Exercise directions:
Send back the entries below exactly as they appear.

● ● ● ● ● ● ●

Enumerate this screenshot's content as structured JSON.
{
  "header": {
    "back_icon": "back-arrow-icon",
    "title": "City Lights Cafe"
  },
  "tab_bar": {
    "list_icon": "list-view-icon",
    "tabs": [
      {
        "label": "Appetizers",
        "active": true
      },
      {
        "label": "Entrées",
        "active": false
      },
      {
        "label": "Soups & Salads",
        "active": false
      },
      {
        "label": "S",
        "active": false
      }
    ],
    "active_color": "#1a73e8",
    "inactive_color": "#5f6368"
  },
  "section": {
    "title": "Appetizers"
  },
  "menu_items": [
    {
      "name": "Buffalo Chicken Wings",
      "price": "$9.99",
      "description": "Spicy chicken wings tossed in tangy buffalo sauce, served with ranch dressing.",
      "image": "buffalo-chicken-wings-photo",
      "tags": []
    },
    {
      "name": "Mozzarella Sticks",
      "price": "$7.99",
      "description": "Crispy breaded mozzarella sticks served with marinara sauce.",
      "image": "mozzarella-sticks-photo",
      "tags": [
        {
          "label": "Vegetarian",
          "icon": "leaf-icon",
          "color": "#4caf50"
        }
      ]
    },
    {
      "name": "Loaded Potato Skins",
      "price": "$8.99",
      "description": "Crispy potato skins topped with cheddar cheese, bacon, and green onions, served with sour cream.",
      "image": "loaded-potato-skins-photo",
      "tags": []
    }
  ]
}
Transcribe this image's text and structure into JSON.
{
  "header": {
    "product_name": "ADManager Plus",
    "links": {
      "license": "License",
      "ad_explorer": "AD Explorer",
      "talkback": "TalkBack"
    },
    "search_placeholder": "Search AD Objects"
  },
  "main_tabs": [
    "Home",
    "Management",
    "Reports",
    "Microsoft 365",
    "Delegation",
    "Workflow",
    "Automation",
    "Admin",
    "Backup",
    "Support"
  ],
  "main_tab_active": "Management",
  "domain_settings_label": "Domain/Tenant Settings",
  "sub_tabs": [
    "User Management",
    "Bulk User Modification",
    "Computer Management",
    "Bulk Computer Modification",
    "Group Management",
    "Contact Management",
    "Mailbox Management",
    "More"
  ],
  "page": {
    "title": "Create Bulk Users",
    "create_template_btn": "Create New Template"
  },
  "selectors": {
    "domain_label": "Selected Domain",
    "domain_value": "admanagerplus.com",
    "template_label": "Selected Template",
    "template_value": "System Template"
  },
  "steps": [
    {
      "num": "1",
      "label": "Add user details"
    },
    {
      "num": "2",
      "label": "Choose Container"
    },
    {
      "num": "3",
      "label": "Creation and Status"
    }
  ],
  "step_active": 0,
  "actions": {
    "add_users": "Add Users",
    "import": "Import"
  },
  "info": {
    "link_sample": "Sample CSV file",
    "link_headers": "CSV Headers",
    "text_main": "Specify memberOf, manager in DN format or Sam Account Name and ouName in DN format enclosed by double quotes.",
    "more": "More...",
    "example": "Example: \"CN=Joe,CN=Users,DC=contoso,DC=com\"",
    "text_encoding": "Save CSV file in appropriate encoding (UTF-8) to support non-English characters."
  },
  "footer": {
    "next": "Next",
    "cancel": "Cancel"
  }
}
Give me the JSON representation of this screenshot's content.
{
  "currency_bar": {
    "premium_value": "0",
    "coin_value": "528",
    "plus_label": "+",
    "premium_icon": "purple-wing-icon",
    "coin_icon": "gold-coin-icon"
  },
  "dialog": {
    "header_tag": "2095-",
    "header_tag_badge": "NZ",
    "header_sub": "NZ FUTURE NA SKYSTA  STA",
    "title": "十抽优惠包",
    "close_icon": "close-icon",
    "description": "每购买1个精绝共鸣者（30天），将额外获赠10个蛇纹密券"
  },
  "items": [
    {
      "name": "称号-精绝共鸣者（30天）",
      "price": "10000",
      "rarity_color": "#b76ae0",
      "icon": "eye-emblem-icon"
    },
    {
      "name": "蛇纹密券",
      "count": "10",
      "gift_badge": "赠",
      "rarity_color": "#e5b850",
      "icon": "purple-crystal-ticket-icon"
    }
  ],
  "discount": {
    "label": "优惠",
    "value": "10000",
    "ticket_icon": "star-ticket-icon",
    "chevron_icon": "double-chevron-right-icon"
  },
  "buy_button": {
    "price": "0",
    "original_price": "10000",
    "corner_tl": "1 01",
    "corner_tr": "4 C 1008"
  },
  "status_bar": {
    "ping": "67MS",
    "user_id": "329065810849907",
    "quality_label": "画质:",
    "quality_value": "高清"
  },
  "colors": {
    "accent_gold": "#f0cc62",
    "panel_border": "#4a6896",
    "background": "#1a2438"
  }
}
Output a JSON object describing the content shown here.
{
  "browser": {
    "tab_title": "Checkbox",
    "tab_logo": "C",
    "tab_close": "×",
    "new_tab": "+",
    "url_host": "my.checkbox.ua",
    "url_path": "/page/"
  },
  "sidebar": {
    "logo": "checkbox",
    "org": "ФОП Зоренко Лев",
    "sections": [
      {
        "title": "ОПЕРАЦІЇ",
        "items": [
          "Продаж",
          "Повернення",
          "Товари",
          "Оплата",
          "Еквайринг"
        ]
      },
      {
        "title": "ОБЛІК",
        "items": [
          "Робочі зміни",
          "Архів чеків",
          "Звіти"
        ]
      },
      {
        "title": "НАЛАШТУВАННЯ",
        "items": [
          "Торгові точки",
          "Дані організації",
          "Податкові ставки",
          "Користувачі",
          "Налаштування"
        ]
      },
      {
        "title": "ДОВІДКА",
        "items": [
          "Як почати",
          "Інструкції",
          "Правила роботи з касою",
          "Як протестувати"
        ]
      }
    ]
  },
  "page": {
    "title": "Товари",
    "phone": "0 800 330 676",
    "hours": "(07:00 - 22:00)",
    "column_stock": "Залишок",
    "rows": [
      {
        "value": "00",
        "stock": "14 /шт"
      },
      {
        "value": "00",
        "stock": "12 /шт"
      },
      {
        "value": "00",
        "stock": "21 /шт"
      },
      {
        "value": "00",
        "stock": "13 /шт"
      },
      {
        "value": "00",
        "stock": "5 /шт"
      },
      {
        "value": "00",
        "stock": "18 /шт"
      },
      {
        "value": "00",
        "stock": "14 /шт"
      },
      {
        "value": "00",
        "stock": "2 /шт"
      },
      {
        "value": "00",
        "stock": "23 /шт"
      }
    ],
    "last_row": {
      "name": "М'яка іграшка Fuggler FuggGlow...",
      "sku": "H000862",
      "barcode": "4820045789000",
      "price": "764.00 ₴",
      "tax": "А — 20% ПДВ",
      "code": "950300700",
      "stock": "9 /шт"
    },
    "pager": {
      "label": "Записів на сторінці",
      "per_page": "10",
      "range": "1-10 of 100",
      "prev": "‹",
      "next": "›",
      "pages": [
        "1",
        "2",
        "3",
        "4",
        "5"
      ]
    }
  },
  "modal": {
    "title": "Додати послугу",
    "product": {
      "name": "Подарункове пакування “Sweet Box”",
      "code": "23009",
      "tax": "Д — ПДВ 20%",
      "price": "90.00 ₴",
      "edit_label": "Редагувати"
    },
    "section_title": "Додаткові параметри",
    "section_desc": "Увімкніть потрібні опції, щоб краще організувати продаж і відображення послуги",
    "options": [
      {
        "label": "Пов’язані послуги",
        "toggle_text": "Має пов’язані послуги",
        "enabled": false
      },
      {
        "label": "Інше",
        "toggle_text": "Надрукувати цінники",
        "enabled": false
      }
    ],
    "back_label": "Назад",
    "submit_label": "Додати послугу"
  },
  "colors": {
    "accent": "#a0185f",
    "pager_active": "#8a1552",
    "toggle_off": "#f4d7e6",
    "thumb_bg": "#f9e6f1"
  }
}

● ● ● ● ● ● ●

Worked answer:
Enumerate this screenshot's content as structured JSON.
{
  "header": {
    "back_icon": "back-arrow-icon",
    "title": "City Lights Cafe"
  },
  "tab_bar": {
    "list_icon": "list-view-icon",
    "tabs": [
      {
        "label": "Appetizers",
        "active": true
      },
      {
        "label": "Entrées",
        "active": false
      },
      {
        "label": "Soups & Salads",
        "active": false
      },
      {
        "label": "S",
        "active": false
      }
    ],
    "active_color": "#1a73e8",
    "inactive_color": "#5f6368"
  },
  "section": {
    "title": "Appetizers"
  },
  "menu_items": [
    {
      "name": "Buffalo Chicken Wings",
      "price": "$9.99",
      "description": "Spicy chicken wings tossed in tangy buffalo sauce, served with ranch dressing.",
      "image": "buffalo-chicken-wings-photo",
      "tags": []
    },
    {
      "name": "Mozzarella Sticks",
      "price": "$7.99",
      "description": "Crispy breaded mozzarella sticks served with marinara sauce.",
      "image": "mozzarella-sticks-photo",
      "tags": [
        {
          "label": "Vegetarian",
          "icon": "leaf-icon",
          "color": "#4caf50"
        }
      ]
    },
    {
      "name": "Loaded Potato Skins",
      "price": "$8.99",
      "description": "Crispy potato skins topped with cheddar cheese, bacon, and green onions, served with sour cream.",
      "image": "loaded-potato-skins-photo",
      "tags": []
    }
  ]
}
Transcribe this image's text and structure into JSON.
{
  "header": {
    "product_name": "ADManager Plus",
    "links": {
      "license": "License",
      "ad_explorer": "AD Explorer",
      "talkback": "TalkBack"
    },
    "search_placeholder": "Search AD Objects"
  },
  "main_tabs": [
    "Home",
    "Management",
    "Reports",
    "Microsoft 365",
    "Delegation",
    "Workflow",
    "Automation",
    "Admin",
    "Backup",
    "Support"
  ],
  "main_tab_active": "Management",
  "domain_settings_label": "Domain/Tenant Settings",
  "sub_tabs": [
    "User Management",
    "Bulk User Modification",
    "Computer Management",
    "Bulk Computer Modification",
    "Group Management",
    "Contact Management",
    "Mailbox Management",
    "More"
  ],
  "page": {
    "title": "Create Bulk Users",
    "create_template_btn": "Create New Template"
  },
  "selectors": {
    "domain_label": "Selected Domain",
    "domain_value": "admanagerplus.com",
    "template_label": "Selected Template",
    "template_value": "System Template"
  },
  "steps": [
    {
      "num": "1",
      "label": "Add user details"
    },
    {
      "num": "2",
      "label": "Choose Container"
    },
    {
      "num": "3",
      "label": "Creation and Status"
    }
  ],
  "step_active": 0,
  "actions": {
    "add_users": "Add Users",
    "import": "Import"
  },
  "info": {
    "link_sample": "Sample CSV file",
    "link_headers": "CSV Headers",
    "text_main": "Specify memberOf, manager in DN format or Sam Account Name and ouName in DN format enclosed by double quotes.",
    "more": "More...",
    "example": "Example: \"CN=Joe,CN=Users,DC=contoso,DC=com\"",
    "text_encoding": "Save CSV file in appropriate encoding (UTF-8) to support non-English characters."
  },
  "footer": {
    "next": "Next",
    "cancel": "Cancel"
  }
}
Give me the JSON representation of this screenshot's content.
{
  "currency_bar": {
    "premium_value": "0",
    "coin_value": "528",
    "plus_label": "+",
    "premium_icon": "purple-wing-icon",
    "coin_icon": "gold-coin-icon"
  },
  "dialog": {
    "header_tag": "2095-",
    "header_tag_badge": "NZ",
    "header_sub": "NZ FUTURE NA SKYSTA  STA",
    "title": "十抽优惠包",
    "close_icon": "close-icon",
    "description": "每购买1个精绝共鸣者（30天），将额外获赠10个蛇纹密券"
  },
  "items": [
    {
      "name": "称号-精绝共鸣者（30天）",
      "price": "10000",
      "rarity_color": "#b76ae0",
      "icon": "eye-emblem-icon"
    },
    {
      "name": "蛇纹密券",
      "count": "10",
      "gift_badge": "赠",
      "rarity_color": "#e5b850",
      "icon": "purple-crystal-ticket-icon"
    }
  ],
  "discount": {
    "label": "优惠",
    "value": "10000",
    "ticket_icon": "star-ticket-icon",
    "chevron_icon": "double-chevron-right-icon"
  },
  "buy_button": {
    "price": "0",
    "original_price": "10000",
    "corner_tl": "1 01",
    "corner_tr": "4 C 1008"
  },
  "status_bar": {
    "ping": "67MS",
    "user_id": "329065810849907",
    "quality_label": "画质:",
    "quality_value": "高清"
  },
  "colors": {
    "accent_gold": "#f0cc62",
    "panel_border": "#4a6896",
    "background": "#1a2438"
  }
}
Output a JSON object describing the content shown here.
{
  "browser": {
    "tab_title": "Checkbox",
    "tab_logo": "C",
    "tab_close": "×",
    "new_tab": "+",
    "url_host": "my.checkbox.ua",
    "url_path": "/page/"
  },
  "sidebar": {
    "logo": "checkbox",
    "org": "ФОП Зоренко Лев",
    "sections": [
      {
        "title": "ОПЕРАЦІЇ",
        "items": [
          "Продаж",
          "Повернення",
          "Товари",
          "Оплата",
          "Еквайринг"
        ]
      },
      {
        "title": "ОБЛІК",
        "items": [
          "Робочі зміни",
          "Архів чеків",
          "Звіти"
        ]
      },
      {
        "title": "НАЛАШТУВАННЯ",
        "items": [
          "Торгові точки",
          "Дані організації",
          "Податкові ставки",
          "Користувачі",
          "Налаштування"
        ]
      },
      {
        "title": "ДОВІДКА",
        "items": [
          "Як почати",
          "Інструкції",
          "Правила роботи з касою",
          "Як протестувати"
        ]
      }
    ]
  },
  "page": {
    "title": "Товари",
    "phone": "0 800 330 676",
    "hours": "(07:00 - 22:00)",
    "column_stock": "Залишок",
    "rows": [
      {
        "value": "00",
        "stock": "14 /шт"
      },
      {
        "value": "00",
        "stock": "12 /шт"
      },
      {
        "value": "00",
        "stock": "21 /шт"
      },
      {
        "value": "00",
        "stock": "13 /шт"
      },
      {
        "value": "00",
        "stock": "5 /шт"
      },
      {
        "value": "00",
        "stock": "18 /шт"
      },
      {
        "value": "00",
        "stock": "14 /шт"
      },
      {
        "value": "00",
        "stock": "2 /шт"
      },
      {
        "value": "00",
        "stock": "23 /шт"
      }
    ],
    "last_row": {
      "name": "М'яка іграшка Fuggler FuggGlow...",
      "sku": "H000862",
      "barcode": "4820045789000",
      "price": "764.00 ₴",
      "tax": "А — 20% ПДВ",
      "code": "950300700",
      "stock": "9 /шт"
    },
    "pager": {
      "label": "Записів на сторінці",
      "per_page": "10",
      "range": "1-10 of 100",
      "prev": "‹",
      "next": "›",
      "pages": [
        "1",
        "2",
        "3",
        "4",
        "5"
      ]
    }
  },
  "modal": {
    "title": "Додати послугу",
    "product": {
      "name": "Подарункове пакування “Sweet Box”",
      "code": "23009",
      "tax": "Д — ПДВ 20%",
      "price": "90.00 ₴",
      "edit_label": "Редагувати"
    },
    "section_title": "Додаткові параметри",
    "section_desc": "Увімкніть потрібні опції, щоб краще організувати продаж і відображення послуги",
    "options": [
      {
        "label": "Пов’язані послуги",
        "toggle_text": "Має пов’язані послуги",
        "enabled": false
      },
      {
        "label": "Інше",
        "toggle_text": "Надрукувати цінники",
        "enabled": false
      }
    ],
    "back_label": "Назад",
    "submit_label": "Додати послугу"
  },
  "colors": {
    "accent": "#a0185f",
    "pager_active": "#8a1552",
    "toggle_off": "#f4d7e6",
    "thumb_bg": "#f9e6f1"
  }
}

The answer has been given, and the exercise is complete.